• _EXCERPT TO READ_:
--- Begin ---
Day 2 of the Snapple/HHSAA Boys Basketball State Championships is here, but there is still wonderment about the road ahead for the team in one particular sub-bracket.
The 2018 state tourney may be remembered for the chaos in the Oahu Interscholastic Association playoffs that preceded it. That leaves top seed Maryknoll with the toughest sub-bracket rather than the easiest. Or is that simplified viewpoint overstated?
“We feel no different knowing we have a tough bracket ahead of us,” Spartans coach Kelly Grant said. “Kapolei, in my opinion, is a top four team in the state. They have everything.”
Ten days ago, the top teams in the OIA — Kahuku, 10-0 in the East, and Kapolei, 10-0 in the West — appeared to be destined for a title clash in the league final. Instead, each team, Kapolei first, then Kahuku, lost to Kalaheo in dramatic fashion and almost identical scores. Fate, as it turned out, was with the Mustangs of Oneawa Hills.
--- End ---
• _TASKS_:
1. Summarize the basketball tournament article in two sentences.
2. Carry on writing the basketball tournament article from the point where it ends.

• _EXCERPTED DATA_:
--- Begin ---
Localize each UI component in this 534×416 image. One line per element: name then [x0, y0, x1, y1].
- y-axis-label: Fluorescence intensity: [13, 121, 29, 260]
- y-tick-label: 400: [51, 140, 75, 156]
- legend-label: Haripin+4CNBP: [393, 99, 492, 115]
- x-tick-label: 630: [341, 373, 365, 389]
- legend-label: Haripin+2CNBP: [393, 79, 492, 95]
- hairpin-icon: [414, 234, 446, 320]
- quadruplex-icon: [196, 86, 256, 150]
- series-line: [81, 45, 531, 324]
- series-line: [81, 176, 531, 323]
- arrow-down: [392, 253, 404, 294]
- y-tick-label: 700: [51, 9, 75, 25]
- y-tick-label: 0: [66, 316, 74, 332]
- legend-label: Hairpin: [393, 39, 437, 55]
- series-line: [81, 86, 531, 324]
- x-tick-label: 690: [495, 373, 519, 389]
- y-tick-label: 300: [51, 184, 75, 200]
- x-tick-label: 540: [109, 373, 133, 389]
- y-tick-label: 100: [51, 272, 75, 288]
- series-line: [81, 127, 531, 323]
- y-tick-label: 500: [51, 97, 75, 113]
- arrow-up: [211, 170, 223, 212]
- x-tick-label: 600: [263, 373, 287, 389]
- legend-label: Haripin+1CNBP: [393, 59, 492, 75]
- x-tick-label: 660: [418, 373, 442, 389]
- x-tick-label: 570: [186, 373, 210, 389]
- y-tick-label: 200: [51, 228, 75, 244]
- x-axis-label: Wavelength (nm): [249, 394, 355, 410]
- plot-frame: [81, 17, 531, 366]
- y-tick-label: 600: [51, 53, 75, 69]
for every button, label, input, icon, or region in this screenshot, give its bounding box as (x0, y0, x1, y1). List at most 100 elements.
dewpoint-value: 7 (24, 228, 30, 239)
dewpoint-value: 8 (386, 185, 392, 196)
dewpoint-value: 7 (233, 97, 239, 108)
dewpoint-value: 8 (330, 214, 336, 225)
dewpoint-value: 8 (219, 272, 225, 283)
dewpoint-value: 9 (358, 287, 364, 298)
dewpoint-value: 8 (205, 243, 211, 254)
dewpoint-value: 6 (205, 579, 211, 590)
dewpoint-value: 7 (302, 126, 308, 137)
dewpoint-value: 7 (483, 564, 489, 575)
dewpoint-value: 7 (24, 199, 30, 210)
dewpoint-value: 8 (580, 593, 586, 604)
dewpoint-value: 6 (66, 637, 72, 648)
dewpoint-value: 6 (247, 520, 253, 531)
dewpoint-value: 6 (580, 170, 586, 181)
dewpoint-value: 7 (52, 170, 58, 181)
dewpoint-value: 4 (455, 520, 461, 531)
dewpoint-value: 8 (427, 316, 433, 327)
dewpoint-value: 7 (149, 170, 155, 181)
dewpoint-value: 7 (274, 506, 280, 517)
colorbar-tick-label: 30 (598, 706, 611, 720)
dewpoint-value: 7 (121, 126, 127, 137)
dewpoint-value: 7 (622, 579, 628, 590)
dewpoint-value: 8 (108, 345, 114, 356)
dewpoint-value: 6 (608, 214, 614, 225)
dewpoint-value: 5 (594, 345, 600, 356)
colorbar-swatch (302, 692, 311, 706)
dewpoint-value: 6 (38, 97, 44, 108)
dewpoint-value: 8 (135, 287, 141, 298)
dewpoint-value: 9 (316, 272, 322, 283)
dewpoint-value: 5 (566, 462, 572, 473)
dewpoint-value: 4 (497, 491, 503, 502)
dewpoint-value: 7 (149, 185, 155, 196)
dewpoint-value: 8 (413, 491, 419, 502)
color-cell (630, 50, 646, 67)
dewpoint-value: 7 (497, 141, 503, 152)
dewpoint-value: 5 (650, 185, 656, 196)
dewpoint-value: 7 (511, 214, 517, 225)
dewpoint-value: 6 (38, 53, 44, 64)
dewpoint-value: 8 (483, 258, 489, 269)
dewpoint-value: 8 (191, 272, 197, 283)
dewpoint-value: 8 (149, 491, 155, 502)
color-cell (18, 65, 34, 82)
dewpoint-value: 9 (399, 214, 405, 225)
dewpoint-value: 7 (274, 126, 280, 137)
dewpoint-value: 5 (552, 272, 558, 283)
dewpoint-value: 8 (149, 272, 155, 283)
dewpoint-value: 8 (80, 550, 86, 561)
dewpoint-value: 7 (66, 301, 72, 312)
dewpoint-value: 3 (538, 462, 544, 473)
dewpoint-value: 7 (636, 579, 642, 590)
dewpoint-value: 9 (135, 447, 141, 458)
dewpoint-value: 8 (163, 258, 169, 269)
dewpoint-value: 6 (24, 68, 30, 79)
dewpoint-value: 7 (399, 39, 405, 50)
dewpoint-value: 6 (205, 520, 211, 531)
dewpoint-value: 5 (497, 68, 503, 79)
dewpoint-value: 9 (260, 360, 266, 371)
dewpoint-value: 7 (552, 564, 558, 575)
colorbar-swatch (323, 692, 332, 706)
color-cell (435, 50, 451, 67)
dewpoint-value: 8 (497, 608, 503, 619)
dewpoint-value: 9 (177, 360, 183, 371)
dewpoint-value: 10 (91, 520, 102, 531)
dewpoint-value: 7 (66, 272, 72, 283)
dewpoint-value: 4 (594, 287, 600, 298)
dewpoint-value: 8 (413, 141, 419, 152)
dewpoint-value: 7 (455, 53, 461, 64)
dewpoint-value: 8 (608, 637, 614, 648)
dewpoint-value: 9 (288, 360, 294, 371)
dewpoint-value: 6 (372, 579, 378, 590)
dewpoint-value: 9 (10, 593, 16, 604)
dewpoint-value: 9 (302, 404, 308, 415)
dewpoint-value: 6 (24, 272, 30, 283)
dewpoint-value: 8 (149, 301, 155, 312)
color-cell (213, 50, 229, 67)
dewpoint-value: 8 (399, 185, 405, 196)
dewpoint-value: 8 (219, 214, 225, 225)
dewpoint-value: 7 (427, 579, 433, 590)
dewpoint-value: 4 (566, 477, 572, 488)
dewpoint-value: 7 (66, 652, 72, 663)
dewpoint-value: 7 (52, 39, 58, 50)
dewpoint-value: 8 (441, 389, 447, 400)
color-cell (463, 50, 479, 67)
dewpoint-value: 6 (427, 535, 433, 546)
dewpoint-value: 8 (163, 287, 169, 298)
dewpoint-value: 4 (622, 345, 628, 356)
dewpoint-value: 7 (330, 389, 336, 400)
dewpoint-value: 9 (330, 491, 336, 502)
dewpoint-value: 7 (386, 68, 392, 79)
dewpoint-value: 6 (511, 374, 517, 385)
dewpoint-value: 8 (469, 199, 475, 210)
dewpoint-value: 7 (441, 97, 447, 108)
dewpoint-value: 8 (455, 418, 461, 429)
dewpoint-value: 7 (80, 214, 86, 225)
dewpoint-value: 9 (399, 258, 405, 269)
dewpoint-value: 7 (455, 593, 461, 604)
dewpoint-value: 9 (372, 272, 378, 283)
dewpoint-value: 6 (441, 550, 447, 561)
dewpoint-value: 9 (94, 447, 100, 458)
--- End ---
• _RESULTS FOR THE EXERCISE_:
1. On Day 2 of the Snapple/HHSAA Boys Basketball State Championships, chaos in the preceding Oahu Interscholastic Association playoffs has left top seed Maryknoll with the toughest sub-bracket, though Spartans coach Kelly Grant says the team feels no different and calls Kapolei a top four team in the state. Kahuku and Kapolei, each unbeaten in its OIA division, had appeared headed for a league final matchup, but both lost to Kalaheo by almost identical scores.

2.
For Kapolei, the path is uphill. The Hurricanes flew out on Monday and ousted MIL runner-up Kamehameha-Maui 49-34 in Pukalani. The ‘Canes now face top-seeded Maryknoll, a team they nearly beat in December. If Kapolei, which finished third in the OIA, gets past Maryknoll today, the Kahuku/Kamehameha-Hawaii winner awaits in the semifinal round on Thursday at Stan Sheriff Center.
Kahuku’s luck with close games hasn’t been the best. In December, the Red Raiders lost to Kahuku 50-48 on a controversial last-second shot. A week ago, they lost to Kalaheo in the OIA final on a 3-pointer by Cannen Chiu with 1.9 seconds left.
Coach Brandyn Akana believes his team would have been seeded second if that shot by Chiu had missed. That’s where Kalaheo is after winning the OIA title.
“People keep telling me we could’ve been seeded first, but I don’t buy it because of preseason,” Akana said, referring to Kahuku’s losses to Kamehameha (61-33) and ‘Iolani (45-40).
Kahuku’s 6-foot-10 senior, Tolu Smith, didn’t play in that tournament. If he had played, and if Kahuku had beaten Kamehameha and ‘Iolani, it still might not have mattered enough to the seeding committee. Historically, the ILH champion has often gained an edge on OIA winners, even a defending state champion like Kahuku.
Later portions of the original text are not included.